- [Work to do]
Repeat each line of the material below exactly as it appears, minus any pictures.
◆ ◆ ◆ ◆ ◆
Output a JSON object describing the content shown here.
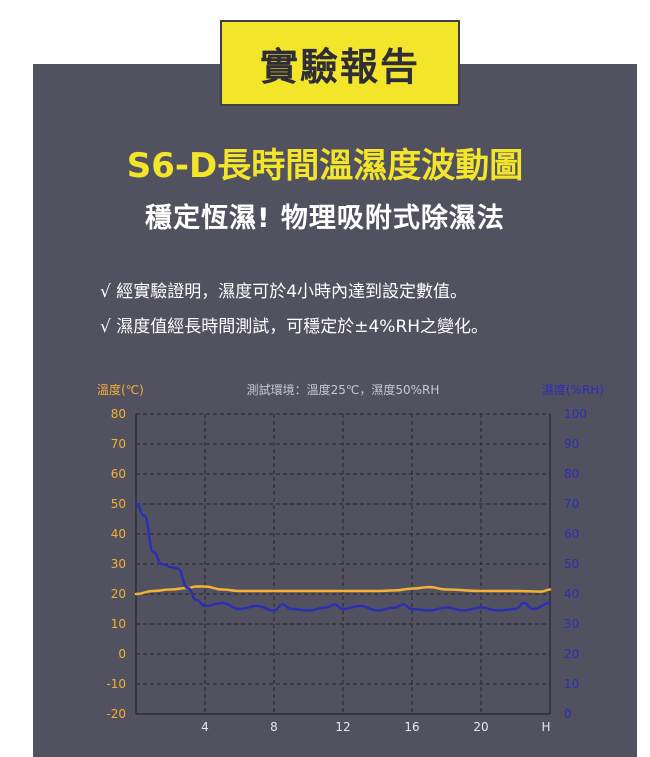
{
  "header": {
    "badge": "實驗報告",
    "title": "S6-D長時間溫濕度波動圖",
    "subtitle": "穩定恆濕! 物理吸附式除濕法"
  },
  "bullets": [
    "√ 經實驗證明，濕度可於4小時內達到設定數值。",
    "√ 濕度值經長時間測試，可穩定於±4%RH之變化。"
  ],
  "colors": {
    "panel": "#525160",
    "accent_yellow": "#f3e52a",
    "temperature": "#f2b233",
    "humidity": "#2a2fb5",
    "grid": "#2e2d36"
  },
  "chart_data": {
    "type": "line",
    "title": "測試環境：溫度25℃，濕度50%RH",
    "xlabel": "H",
    "ylabel_left": "溫度(℃)",
    "ylabel_right": "濕度(%RH)",
    "xlim": [
      0,
      24
    ],
    "ylim_left": [
      -20,
      80
    ],
    "ylim_right": [
      0,
      100
    ],
    "x_ticks": [
      4,
      8,
      12,
      16,
      20
    ],
    "x_end_label": "H",
    "y_left_ticks": [
      80,
      70,
      60,
      50,
      40,
      30,
      20,
      10,
      0,
      -10,
      -20
    ],
    "y_right_ticks": [
      100,
      90,
      80,
      70,
      60,
      50,
      40,
      30,
      20,
      10,
      0
    ],
    "grid": true,
    "series": [
      {
        "name": "溫度(℃)",
        "axis": "left",
        "x": [
          0,
          1,
          2,
          3,
          3.5,
          4,
          5,
          6,
          8,
          10,
          12,
          14,
          15,
          16,
          17,
          18,
          20,
          22,
          23.5,
          24
        ],
        "values": [
          20,
          21,
          21.5,
          22,
          22.5,
          22.5,
          21.5,
          21,
          21,
          21,
          21,
          21,
          21.2,
          21.8,
          22.3,
          21.5,
          21,
          21,
          20.8,
          21.5
        ]
      },
      {
        "name": "濕度(%RH)",
        "axis": "right",
        "x": [
          0,
          0.5,
          1,
          1.5,
          2,
          2.4,
          3,
          3.5,
          4,
          5,
          6,
          7,
          8,
          8.5,
          9,
          10,
          11,
          11.5,
          12,
          13,
          14,
          15,
          15.5,
          16,
          17,
          18,
          19,
          20,
          21,
          22,
          22.5,
          23,
          24
        ],
        "values": [
          70,
          66,
          54,
          50,
          49,
          48.5,
          42,
          38,
          36,
          37,
          35,
          36,
          34.5,
          36.5,
          35,
          34.5,
          35.5,
          36.5,
          35,
          36,
          34.5,
          35.5,
          36.5,
          35,
          34.5,
          35.5,
          34.5,
          35.5,
          34.5,
          35,
          37,
          35,
          37
        ]
      }
    ]
  }
}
◆ ◆ ◆ ◆ ◆
- [Answer to the problem]
Output a JSON object describing the content shown here.
{
  "header": {
    "badge": "實驗報告",
    "title": "S6-D長時間溫濕度波動圖",
    "subtitle": "穩定恆濕! 物理吸附式除濕法"
  },
  "bullets": [
    "√ 經實驗證明，濕度可於4小時內達到設定數值。",
    "√ 濕度值經長時間測試，可穩定於±4%RH之變化。"
  ],
  "colors": {
    "panel": "#525160",
    "accent_yellow": "#f3e52a",
    "temperature": "#f2b233",
    "humidity": "#2a2fb5",
    "grid": "#2e2d36"
  },
  "chart_data": {
    "type": "line",
    "title": "測試環境：溫度25℃，濕度50%RH",
    "xlabel": "H",
    "ylabel_left": "溫度(℃)",
    "ylabel_right": "濕度(%RH)",
    "xlim": [
      0,
      24
    ],
    "ylim_left": [
      -20,
      80
    ],
    "ylim_right": [
      0,
      100
    ],
    "x_ticks": [
      4,
      8,
      12,
      16,
      20
    ],
    "x_end_label": "H",
    "y_left_ticks": [
      80,
      70,
      60,
      50,
      40,
      30,
      20,
      10,
      0,
      -10,
      -20
    ],
    "y_right_ticks": [
      100,
      90,
      80,
      70,
      60,
      50,
      40,
      30,
      20,
      10,
      0
    ],
    "grid": true,
    "series": [
      {
        "name": "溫度(℃)",
        "axis": "left",
        "x": [
          0,
          1,
          2,
          3,
          3.5,
          4,
          5,
          6,
          8,
          10,
          12,
          14,
          15,
          16,
          17,
          18,
          20,
          22,
          23.5,
          24
        ],
        "values": [
          20,
          21,
          21.5,
          22,
          22.5,
          22.5,
          21.5,
          21,
          21,
          21,
          21,
          21,
          21.2,
          21.8,
          22.3,
          21.5,
          21,
          21,
          20.8,
          21.5
        ]
      },
      {
        "name": "濕度(%RH)",
        "axis": "right",
        "x": [
          0,
          0.5,
          1,
          1.5,
          2,
          2.4,
          3,
          3.5,
          4,
          5,
          6,
          7,
          8,
          8.5,
          9,
          10,
          11,
          11.5,
          12,
          13,
          14,
          15,
          15.5,
          16,
          17,
          18,
          19,
          20,
          21,
          22,
          22.5,
          23,
          24
        ],
        "values": [
          70,
          66,
          54,
          50,
          49,
          48.5,
          42,
          38,
          36,
          37,
          35,
          36,
          34.5,
          36.5,
          35,
          34.5,
          35.5,
          36.5,
          35,
          36,
          34.5,
          35.5,
          36.5,
          35,
          34.5,
          35.5,
          34.5,
          35.5,
          34.5,
          35,
          37,
          35,
          37
        ]
      }
    ]
  }
}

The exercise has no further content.